SOURCE TEXT:

□ □ □ □ □ □ □

Re: [Python-Dev] __qualname__ exposed as a local variable: standard?

2016-07-13 Thread Martin Teichmann
Hi list,

> I noticed __qualname__ is exposed by locals() while defining a class. This
> is handy but I'm not sure about its status: is it standard or just an
> artifact of the current implementation? (btw, the pycodestyle linter -former
> pep8- rejects its usage). I was unable to find any reference to this
> behavior in PEP 3155 nor in the language reference.

I would like to underline the importance of this question, and give
some background, as it happens to resonate with my work on PEP 487.

The __qualname__ of a class is originally determined by the compiler.
One might now think that it would be easiest to simply set the
__qualname__ of a class once the class is created, but this is not as
easy as it sounds. The class is created by its metaclass, so possibly
by user code, which might create whatever it wants, including
something which is not even a class. So the decision had been taken to
sneak the __qualname__ through user code, and pass it to the
metaclasses __new__ method as part of the namespace, where it is
deleted from the namespace again. This has weird side effects, as the
namespace may be user code as well, leading to the funniest possible
abuses, too obscene to publish on a public mailing list.

A very different approach has been taken for super(). It has similar
problems: the zero argument version of super looks in the surrounding
scope for __class__ for the containing class. This does not exist yet
at the time of creation of the methods, so a PyCell is put into the
function's scope, which will later be filled. It is actually filled
with whatever the metaclasses __new__ returns, which may, as already
be said, anything (some sanity checks are done to avoid crashing the
interpreter).

□ □ □ □ □ □ □

STATED GOAL A: Find every line in the records that contains the string "parameters" and copy each of those lines.

LISTED RECORDS:

□ □ □ □ □ □ □

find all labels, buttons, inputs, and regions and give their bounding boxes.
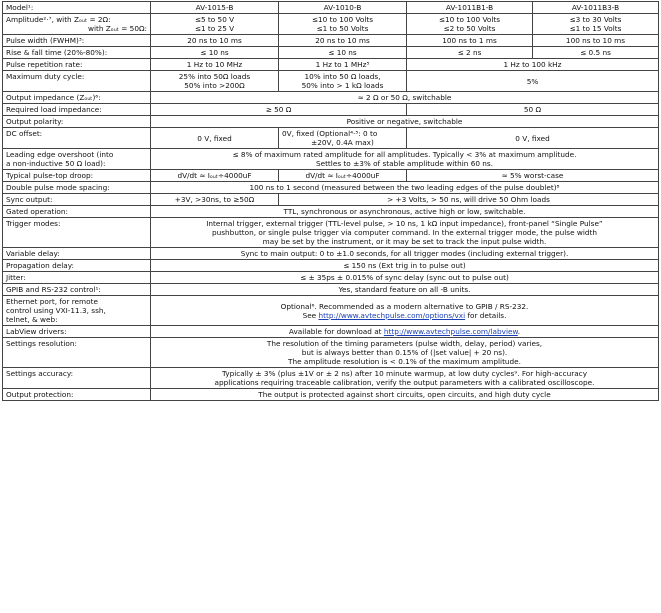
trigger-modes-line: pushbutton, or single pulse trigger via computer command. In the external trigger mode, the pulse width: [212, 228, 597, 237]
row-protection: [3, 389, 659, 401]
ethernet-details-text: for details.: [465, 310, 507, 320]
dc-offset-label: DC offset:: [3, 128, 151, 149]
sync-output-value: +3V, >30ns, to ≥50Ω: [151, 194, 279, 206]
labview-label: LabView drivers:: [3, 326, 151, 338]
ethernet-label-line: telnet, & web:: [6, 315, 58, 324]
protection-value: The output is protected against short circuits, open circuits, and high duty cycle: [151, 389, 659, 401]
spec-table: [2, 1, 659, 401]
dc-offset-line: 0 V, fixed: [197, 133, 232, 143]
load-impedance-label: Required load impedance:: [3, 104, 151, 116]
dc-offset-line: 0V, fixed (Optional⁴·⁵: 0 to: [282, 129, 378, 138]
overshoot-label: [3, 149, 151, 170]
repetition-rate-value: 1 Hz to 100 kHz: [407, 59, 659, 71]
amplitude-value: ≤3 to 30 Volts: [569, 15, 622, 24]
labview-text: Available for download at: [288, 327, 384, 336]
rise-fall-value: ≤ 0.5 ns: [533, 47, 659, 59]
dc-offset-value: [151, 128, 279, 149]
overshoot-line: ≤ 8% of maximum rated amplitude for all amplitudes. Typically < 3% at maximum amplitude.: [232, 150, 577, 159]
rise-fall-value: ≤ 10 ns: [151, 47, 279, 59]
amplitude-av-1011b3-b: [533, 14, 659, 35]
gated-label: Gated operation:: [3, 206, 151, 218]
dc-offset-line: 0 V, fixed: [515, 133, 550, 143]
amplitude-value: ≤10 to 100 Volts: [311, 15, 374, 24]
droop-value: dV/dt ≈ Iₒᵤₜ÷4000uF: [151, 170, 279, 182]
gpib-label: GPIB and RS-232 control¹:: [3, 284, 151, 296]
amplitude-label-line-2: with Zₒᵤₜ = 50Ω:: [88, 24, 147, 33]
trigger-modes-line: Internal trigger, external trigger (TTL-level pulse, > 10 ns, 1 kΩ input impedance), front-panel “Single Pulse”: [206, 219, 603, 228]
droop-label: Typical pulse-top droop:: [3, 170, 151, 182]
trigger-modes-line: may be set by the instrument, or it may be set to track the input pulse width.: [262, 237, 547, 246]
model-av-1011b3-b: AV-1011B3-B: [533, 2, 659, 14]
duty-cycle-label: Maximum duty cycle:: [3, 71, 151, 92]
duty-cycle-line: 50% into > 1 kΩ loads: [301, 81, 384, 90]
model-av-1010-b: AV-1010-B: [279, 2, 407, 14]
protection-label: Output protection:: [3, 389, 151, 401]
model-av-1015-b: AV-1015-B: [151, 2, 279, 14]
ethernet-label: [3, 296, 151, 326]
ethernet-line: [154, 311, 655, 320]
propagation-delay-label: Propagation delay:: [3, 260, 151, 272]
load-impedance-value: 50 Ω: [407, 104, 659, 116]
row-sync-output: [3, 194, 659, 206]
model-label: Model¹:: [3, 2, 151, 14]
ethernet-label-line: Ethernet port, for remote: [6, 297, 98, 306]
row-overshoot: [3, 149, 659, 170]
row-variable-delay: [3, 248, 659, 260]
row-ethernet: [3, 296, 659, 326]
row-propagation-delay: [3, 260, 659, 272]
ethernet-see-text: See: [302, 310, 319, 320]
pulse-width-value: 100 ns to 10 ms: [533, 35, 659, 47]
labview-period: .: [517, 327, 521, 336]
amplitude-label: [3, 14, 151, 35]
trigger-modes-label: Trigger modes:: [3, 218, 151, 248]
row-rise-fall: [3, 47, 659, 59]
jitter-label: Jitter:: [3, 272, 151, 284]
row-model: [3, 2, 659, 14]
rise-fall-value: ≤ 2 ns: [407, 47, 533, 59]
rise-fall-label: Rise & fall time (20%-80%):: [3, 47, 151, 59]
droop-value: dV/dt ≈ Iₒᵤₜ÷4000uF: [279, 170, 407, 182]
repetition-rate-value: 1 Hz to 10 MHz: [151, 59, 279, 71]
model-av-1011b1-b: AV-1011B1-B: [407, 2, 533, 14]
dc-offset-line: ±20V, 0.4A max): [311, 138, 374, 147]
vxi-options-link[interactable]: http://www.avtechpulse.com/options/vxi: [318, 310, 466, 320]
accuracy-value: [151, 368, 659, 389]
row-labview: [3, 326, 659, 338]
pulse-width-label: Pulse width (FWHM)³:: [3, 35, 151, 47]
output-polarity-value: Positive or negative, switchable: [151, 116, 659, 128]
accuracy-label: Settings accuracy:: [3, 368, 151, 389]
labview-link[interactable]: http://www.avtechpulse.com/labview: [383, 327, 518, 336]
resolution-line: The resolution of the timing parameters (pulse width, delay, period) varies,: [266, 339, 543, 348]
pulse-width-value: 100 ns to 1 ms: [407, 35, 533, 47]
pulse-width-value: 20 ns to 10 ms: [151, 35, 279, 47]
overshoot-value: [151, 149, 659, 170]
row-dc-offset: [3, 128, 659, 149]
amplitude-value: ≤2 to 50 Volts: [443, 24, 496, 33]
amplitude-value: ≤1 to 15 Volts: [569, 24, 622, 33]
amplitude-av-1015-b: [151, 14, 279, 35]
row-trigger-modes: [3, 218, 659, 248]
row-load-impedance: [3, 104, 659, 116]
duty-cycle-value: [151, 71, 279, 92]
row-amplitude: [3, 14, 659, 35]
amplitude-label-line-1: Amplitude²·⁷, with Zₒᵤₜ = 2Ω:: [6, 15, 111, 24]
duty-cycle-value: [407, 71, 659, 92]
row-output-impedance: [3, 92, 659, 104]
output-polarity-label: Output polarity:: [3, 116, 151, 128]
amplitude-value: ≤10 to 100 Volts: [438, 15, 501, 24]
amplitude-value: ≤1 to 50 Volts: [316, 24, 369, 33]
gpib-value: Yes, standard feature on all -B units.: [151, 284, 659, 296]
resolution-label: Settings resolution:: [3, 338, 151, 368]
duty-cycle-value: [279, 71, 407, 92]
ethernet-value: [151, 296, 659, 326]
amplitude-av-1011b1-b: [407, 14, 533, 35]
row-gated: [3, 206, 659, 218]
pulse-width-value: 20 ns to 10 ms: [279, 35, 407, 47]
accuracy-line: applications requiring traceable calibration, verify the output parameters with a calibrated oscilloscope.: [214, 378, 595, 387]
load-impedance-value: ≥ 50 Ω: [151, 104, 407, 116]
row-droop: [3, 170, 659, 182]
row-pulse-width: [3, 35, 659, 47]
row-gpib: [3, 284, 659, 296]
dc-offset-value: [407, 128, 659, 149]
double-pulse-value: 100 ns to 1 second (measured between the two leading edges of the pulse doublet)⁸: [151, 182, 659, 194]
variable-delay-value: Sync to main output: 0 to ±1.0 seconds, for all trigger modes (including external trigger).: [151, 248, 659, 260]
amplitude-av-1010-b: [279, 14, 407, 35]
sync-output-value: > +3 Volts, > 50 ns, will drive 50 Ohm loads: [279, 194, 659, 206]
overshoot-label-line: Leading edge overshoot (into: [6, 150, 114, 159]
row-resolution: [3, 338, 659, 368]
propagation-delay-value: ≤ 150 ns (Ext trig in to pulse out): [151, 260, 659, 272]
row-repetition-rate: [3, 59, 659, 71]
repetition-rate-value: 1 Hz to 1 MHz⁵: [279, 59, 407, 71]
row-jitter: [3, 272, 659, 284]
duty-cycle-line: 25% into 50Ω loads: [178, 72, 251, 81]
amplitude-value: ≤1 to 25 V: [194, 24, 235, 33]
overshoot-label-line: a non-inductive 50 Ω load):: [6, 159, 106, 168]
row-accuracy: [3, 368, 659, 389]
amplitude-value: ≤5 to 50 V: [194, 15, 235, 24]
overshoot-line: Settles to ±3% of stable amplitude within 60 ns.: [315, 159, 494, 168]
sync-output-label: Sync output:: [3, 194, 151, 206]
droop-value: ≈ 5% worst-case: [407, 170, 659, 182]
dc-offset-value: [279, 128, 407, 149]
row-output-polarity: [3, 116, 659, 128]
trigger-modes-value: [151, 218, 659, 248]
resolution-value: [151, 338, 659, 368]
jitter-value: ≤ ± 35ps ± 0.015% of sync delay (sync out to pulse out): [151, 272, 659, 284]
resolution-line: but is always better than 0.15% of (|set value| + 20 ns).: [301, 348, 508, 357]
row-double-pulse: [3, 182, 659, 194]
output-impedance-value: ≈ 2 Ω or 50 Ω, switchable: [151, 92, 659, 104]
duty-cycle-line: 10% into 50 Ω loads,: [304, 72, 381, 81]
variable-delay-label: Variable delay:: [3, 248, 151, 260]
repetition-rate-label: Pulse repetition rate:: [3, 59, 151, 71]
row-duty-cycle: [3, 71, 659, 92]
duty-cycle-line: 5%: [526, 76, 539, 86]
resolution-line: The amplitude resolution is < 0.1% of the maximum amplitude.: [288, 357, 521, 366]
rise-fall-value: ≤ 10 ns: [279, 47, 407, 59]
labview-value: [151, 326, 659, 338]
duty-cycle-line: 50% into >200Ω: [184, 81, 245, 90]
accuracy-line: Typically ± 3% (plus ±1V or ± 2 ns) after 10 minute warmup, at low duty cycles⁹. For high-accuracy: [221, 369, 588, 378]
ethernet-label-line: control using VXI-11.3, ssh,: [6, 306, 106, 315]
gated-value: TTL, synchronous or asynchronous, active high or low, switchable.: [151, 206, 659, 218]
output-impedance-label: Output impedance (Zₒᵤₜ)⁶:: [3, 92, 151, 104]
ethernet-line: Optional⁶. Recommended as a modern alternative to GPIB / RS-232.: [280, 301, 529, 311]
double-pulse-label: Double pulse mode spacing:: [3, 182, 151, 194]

□ □ □ □ □ □ □

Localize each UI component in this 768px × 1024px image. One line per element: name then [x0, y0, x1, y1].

□ □ □ □ □ □ □

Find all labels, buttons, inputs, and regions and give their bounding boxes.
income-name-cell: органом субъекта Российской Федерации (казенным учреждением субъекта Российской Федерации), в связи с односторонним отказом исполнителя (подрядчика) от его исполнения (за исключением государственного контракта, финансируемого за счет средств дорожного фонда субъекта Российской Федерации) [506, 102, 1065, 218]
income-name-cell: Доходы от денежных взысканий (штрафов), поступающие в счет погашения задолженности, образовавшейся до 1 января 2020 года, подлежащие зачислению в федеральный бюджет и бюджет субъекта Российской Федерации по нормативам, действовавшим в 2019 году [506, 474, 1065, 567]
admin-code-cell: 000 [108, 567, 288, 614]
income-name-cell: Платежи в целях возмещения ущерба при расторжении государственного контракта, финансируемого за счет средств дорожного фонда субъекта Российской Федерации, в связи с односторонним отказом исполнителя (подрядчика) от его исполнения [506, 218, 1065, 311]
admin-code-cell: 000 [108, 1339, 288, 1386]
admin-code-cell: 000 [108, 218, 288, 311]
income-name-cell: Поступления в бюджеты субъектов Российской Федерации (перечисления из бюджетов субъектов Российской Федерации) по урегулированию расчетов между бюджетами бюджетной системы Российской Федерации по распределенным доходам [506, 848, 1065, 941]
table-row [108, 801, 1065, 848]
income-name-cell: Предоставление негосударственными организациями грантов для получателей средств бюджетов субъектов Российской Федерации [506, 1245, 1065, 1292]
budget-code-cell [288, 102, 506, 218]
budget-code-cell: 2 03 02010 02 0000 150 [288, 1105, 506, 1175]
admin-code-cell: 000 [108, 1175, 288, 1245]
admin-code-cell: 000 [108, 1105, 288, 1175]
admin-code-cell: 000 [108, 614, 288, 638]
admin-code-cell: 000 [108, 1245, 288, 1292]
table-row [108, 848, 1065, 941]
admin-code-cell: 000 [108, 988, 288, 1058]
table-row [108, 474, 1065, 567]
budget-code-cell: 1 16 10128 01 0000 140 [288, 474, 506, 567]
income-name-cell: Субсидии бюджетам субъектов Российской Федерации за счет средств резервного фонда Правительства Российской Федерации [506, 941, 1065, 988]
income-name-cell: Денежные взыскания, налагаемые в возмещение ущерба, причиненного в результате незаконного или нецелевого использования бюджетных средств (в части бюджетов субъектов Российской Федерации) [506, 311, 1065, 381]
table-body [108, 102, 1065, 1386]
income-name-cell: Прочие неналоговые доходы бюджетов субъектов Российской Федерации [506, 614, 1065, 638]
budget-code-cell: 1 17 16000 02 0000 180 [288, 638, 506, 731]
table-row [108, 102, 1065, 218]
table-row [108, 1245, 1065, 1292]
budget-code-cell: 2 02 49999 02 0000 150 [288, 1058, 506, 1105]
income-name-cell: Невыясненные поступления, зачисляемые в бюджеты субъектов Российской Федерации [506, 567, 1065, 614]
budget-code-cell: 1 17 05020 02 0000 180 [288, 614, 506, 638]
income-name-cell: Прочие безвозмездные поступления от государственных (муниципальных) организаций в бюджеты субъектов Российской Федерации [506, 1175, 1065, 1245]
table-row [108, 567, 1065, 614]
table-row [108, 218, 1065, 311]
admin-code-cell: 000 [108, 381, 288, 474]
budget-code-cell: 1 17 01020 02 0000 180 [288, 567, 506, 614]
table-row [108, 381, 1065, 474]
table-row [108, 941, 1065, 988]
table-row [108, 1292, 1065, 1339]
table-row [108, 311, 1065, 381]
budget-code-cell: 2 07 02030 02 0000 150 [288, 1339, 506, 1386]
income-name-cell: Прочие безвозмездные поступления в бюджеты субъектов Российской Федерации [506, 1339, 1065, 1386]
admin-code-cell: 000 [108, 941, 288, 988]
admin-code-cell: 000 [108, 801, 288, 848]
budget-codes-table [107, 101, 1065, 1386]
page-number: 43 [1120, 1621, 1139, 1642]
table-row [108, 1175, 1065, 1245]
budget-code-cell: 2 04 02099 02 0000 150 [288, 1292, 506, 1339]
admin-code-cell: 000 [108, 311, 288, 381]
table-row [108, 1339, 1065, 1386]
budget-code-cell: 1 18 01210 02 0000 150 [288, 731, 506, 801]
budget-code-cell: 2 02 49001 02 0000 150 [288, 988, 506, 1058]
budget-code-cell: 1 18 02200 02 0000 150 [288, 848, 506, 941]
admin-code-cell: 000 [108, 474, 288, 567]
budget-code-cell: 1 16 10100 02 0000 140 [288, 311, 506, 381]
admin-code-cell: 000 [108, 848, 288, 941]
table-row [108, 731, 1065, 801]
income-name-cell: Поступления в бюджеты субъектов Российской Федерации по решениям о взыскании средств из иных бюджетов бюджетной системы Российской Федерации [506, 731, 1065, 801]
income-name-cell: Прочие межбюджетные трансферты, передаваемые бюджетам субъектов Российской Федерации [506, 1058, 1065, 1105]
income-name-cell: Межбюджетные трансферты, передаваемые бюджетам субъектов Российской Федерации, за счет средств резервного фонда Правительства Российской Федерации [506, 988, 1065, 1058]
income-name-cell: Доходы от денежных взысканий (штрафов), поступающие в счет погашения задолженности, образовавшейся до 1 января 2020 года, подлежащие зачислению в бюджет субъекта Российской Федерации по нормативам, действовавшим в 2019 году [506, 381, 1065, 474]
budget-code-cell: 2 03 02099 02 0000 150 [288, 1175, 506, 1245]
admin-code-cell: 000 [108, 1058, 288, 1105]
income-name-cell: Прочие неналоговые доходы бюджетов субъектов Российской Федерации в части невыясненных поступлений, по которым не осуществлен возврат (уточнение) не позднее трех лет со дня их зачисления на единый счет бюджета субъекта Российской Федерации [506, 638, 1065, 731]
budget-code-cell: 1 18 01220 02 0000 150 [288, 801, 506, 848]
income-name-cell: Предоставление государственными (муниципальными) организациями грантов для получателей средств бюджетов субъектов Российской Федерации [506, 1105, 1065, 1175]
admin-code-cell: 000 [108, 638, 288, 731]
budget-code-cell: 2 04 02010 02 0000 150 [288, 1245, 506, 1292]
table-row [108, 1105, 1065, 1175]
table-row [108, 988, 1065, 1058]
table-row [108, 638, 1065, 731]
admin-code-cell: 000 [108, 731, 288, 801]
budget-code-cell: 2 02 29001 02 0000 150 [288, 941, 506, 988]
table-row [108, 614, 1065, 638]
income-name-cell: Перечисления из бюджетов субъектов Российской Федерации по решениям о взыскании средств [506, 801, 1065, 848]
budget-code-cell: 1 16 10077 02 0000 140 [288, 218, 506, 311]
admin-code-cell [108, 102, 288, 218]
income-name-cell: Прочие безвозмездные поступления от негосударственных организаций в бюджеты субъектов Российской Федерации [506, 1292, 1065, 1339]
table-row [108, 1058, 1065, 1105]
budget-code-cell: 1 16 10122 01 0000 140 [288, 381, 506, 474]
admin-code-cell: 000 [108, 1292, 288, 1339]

□ □ □ □ □ □ □

STATED GOAL B: Rewrite the Python-Dev message starting with "I would like" and going on through "public mailing list.", changing "namespace" to "mapping".

WORKED ANSWER A:
resolution-line: The resolution of the timing parameters (pulse width, delay, period) varies,: [266, 339, 543, 348]
accuracy-line: applications requiring traceable calibration, verify the output parameters with a calibrated oscilloscope.: [214, 378, 595, 387]

WORKED ANSWER B:
I would like to underline the importance of this question, and give
some background, as it happens to resonate with my work on PEP 487.

The __qualname__ of a class is originally determined by the compiler.
One might now think that it would be easiest to simply set the
__qualname__ of a class once the class is created, but this is not as
easy as it sounds. The class is created by its metaclass, so possibly
by user code, which might create whatever it wants, including
something which is not even a class. So the decision had been taken to
sneak the __qualname__ through user code, and pass it to the
metaclasses __new__ method as part of the mapping, where it is
deleted from the mapping again. This has weird side effects, as the
mapping may be user code as well, leading to the funniest possible
abuses, too obscene to publish on a public mailing list.